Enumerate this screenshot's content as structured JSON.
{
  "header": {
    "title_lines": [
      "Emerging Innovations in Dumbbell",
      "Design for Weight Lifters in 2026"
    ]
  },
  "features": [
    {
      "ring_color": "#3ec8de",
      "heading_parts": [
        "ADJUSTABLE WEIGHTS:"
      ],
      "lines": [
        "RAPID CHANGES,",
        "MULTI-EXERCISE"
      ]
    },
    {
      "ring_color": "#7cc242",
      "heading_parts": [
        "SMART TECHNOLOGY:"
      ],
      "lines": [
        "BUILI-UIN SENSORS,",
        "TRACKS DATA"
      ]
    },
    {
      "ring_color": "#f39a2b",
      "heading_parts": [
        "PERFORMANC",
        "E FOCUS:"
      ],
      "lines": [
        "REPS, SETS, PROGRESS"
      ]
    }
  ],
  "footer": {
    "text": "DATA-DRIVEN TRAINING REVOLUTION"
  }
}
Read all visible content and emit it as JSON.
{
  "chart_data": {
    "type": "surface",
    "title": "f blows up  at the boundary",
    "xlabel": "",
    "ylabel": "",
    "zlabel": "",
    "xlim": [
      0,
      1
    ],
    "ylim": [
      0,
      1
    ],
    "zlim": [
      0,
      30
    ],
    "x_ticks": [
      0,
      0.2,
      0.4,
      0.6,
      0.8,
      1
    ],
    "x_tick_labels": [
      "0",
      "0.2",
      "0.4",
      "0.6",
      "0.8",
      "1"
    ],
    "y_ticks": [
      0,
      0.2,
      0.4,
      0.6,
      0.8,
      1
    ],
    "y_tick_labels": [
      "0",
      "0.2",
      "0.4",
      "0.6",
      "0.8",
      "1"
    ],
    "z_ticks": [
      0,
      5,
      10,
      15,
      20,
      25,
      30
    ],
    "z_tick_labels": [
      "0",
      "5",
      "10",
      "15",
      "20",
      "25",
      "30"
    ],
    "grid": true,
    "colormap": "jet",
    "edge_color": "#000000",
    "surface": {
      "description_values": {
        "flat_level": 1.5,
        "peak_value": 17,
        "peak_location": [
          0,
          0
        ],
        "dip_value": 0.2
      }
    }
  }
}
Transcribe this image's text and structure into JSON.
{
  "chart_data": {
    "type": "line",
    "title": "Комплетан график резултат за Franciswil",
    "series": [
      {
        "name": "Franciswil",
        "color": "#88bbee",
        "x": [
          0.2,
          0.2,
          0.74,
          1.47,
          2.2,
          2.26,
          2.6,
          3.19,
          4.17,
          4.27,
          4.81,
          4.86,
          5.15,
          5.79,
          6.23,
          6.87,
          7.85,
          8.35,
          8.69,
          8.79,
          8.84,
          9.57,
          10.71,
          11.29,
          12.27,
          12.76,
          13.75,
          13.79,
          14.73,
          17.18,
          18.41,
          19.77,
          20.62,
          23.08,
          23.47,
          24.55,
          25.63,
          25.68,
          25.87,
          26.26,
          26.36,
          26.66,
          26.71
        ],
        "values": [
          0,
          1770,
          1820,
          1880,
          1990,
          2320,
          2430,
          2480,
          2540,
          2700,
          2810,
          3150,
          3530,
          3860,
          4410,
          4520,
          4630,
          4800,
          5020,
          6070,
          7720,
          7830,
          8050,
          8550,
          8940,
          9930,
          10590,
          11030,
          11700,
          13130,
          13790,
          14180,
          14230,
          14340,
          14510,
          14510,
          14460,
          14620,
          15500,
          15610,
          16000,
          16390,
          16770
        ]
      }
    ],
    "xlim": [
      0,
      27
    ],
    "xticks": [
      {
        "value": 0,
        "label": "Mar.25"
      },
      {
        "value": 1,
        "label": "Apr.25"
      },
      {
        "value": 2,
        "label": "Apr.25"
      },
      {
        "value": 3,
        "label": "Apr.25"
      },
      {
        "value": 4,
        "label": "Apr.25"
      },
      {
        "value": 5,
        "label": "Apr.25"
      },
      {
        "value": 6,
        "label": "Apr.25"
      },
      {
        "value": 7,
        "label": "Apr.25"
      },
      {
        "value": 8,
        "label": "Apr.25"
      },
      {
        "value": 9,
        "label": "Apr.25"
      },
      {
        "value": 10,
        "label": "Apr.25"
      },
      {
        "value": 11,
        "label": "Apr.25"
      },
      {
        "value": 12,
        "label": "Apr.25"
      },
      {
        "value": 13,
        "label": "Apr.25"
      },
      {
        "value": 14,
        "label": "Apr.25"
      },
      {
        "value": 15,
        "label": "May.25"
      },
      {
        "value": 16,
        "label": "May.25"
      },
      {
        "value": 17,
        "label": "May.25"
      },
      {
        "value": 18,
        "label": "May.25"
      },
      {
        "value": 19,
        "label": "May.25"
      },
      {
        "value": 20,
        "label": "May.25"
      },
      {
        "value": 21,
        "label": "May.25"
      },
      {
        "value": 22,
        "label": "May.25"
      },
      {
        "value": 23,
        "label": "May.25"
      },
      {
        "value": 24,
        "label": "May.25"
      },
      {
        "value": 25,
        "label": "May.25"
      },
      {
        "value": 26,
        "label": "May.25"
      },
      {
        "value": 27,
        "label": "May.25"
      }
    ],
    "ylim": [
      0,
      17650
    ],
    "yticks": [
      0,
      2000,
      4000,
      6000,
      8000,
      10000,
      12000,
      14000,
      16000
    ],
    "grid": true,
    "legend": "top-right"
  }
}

INSTRUCTION -> Read the data above and count the lines that include "text". Answer only with the count.

ANSWER FOR THIS EXERCISE -> 2